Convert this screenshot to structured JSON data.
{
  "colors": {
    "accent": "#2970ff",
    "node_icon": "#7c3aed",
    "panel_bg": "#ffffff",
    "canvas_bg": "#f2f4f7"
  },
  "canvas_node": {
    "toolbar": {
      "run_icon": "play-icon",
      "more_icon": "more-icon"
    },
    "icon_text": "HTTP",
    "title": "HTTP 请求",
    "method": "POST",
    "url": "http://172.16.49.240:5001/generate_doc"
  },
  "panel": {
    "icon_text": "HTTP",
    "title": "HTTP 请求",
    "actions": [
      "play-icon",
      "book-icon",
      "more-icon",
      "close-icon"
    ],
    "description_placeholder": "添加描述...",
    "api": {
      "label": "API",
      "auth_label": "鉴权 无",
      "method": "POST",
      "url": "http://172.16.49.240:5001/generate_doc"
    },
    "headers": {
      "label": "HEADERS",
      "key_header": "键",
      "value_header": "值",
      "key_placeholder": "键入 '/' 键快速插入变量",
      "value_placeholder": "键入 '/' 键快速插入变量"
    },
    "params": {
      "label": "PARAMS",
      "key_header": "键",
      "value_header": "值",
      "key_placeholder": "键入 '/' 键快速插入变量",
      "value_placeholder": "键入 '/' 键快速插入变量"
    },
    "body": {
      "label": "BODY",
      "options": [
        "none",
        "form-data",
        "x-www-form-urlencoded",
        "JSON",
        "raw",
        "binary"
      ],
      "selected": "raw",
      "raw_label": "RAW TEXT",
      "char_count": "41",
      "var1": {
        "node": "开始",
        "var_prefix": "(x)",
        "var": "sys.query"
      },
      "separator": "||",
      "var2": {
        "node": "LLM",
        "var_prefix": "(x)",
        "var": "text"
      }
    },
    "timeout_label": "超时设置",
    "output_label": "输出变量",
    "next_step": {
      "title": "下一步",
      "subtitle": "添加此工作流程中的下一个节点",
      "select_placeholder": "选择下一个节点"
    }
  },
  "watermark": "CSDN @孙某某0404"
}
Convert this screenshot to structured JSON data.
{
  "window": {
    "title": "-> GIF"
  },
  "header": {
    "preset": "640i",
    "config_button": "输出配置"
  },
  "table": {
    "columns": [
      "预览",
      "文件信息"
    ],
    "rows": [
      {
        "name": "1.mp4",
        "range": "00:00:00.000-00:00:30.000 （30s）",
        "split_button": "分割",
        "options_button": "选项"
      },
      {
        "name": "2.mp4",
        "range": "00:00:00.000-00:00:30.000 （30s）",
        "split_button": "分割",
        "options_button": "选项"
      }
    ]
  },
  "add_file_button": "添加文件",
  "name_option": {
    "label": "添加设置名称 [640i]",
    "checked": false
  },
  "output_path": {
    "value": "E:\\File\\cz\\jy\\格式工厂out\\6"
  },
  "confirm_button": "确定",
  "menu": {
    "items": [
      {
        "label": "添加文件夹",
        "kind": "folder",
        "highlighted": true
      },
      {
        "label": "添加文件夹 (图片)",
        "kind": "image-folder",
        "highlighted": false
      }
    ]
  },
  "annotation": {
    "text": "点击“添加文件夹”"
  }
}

________________________________________

**WHAT THE EXERCISE ASKS:**
Produce a verbatim transcription of the entries above.

**SOLUTION FOR THIS EXERCISE:**
Convert this screenshot to structured JSON data.
{
  "colors": {
    "accent": "#2970ff",
    "node_icon": "#7c3aed",
    "panel_bg": "#ffffff",
    "canvas_bg": "#f2f4f7"
  },
  "canvas_node": {
    "toolbar": {
      "run_icon": "play-icon",
      "more_icon": "more-icon"
    },
    "icon_text": "HTTP",
    "title": "HTTP 请求",
    "method": "POST",
    "url": "http://172.16.49.240:5001/generate_doc"
  },
  "panel": {
    "icon_text": "HTTP",
    "title": "HTTP 请求",
    "actions": [
      "play-icon",
      "book-icon",
      "more-icon",
      "close-icon"
    ],
    "description_placeholder": "添加描述...",
    "api": {
      "label": "API",
      "auth_label": "鉴权 无",
      "method": "POST",
      "url": "http://172.16.49.240:5001/generate_doc"
    },
    "headers": {
      "label": "HEADERS",
      "key_header": "键",
      "value_header": "值",
      "key_placeholder": "键入 '/' 键快速插入变量",
      "value_placeholder": "键入 '/' 键快速插入变量"
    },
    "params": {
      "label": "PARAMS",
      "key_header": "键",
      "value_header": "值",
      "key_placeholder": "键入 '/' 键快速插入变量",
      "value_placeholder": "键入 '/' 键快速插入变量"
    },
    "body": {
      "label": "BODY",
      "options": [
        "none",
        "form-data",
        "x-www-form-urlencoded",
        "JSON",
        "raw",
        "binary"
      ],
      "selected": "raw",
      "raw_label": "RAW TEXT",
      "char_count": "41",
      "var1": {
        "node": "开始",
        "var_prefix": "(x)",
        "var": "sys.query"
      },
      "separator": "||",
      "var2": {
        "node": "LLM",
        "var_prefix": "(x)",
        "var": "text"
      }
    },
    "timeout_label": "超时设置",
    "output_label": "输出变量",
    "next_step": {
      "title": "下一步",
      "subtitle": "添加此工作流程中的下一个节点",
      "select_placeholder": "选择下一个节点"
    }
  },
  "watermark": "CSDN @孙某某0404"
}
Convert this screenshot to structured JSON data.
{
  "window": {
    "title": "-> GIF"
  },
  "header": {
    "preset": "640i",
    "config_button": "输出配置"
  },
  "table": {
    "columns": [
      "预览",
      "文件信息"
    ],
    "rows": [
      {
        "name": "1.mp4",
        "range": "00:00:00.000-00:00:30.000 （30s）",
        "split_button": "分割",
        "options_button": "选项"
      },
      {
        "name": "2.mp4",
        "range": "00:00:00.000-00:00:30.000 （30s）",
        "split_button": "分割",
        "options_button": "选项"
      }
    ]
  },
  "add_file_button": "添加文件",
  "name_option": {
    "label": "添加设置名称 [640i]",
    "checked": false
  },
  "output_path": {
    "value": "E:\\File\\cz\\jy\\格式工厂out\\6"
  },
  "confirm_button": "确定",
  "menu": {
    "items": [
      {
        "label": "添加文件夹",
        "kind": "folder",
        "highlighted": true
      },
      {
        "label": "添加文件夹 (图片)",
        "kind": "image-folder",
        "highlighted": false
      }
    ]
  },
  "annotation": {
    "text": "点击“添加文件夹”"
  }
}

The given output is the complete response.